**Instructions for the task:** Gather each line of the entries below that includes "name".

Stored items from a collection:
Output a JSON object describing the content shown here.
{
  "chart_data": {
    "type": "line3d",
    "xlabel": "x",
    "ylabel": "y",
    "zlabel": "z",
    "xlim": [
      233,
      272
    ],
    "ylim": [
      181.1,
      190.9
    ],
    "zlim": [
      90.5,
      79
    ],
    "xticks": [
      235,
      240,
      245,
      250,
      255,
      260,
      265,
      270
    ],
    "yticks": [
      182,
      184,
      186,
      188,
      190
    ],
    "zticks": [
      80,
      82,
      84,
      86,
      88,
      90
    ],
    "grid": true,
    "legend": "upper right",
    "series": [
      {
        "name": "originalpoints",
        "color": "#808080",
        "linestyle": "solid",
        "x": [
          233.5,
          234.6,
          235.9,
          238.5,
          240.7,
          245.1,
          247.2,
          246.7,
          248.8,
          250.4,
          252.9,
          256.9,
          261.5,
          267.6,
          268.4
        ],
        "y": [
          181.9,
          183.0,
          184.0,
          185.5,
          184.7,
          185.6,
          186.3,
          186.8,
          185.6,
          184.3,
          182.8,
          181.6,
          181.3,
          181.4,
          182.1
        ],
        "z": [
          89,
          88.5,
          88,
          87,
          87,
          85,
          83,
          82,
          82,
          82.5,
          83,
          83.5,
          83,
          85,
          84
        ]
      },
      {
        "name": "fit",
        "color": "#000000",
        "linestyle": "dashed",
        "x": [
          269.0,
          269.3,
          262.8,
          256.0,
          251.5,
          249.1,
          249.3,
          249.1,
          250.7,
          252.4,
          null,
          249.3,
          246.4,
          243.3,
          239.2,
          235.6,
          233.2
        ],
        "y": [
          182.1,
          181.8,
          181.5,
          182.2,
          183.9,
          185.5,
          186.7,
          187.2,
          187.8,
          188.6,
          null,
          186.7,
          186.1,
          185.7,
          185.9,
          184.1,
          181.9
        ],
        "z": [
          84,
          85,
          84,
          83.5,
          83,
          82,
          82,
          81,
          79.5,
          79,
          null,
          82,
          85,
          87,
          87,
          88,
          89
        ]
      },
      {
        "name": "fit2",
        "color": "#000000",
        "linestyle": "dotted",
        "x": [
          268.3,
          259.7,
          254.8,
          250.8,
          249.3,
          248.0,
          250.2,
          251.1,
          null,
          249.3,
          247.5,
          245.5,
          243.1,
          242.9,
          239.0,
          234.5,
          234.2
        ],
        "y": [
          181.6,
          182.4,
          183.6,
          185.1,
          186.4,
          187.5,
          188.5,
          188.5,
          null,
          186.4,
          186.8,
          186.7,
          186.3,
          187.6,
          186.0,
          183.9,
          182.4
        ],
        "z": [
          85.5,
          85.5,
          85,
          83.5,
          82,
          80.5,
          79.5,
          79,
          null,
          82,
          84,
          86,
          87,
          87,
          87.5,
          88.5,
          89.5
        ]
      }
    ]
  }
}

**Complete response:**
        "name": "originalpoints",
        "name": "fit",
        "name": "fit2",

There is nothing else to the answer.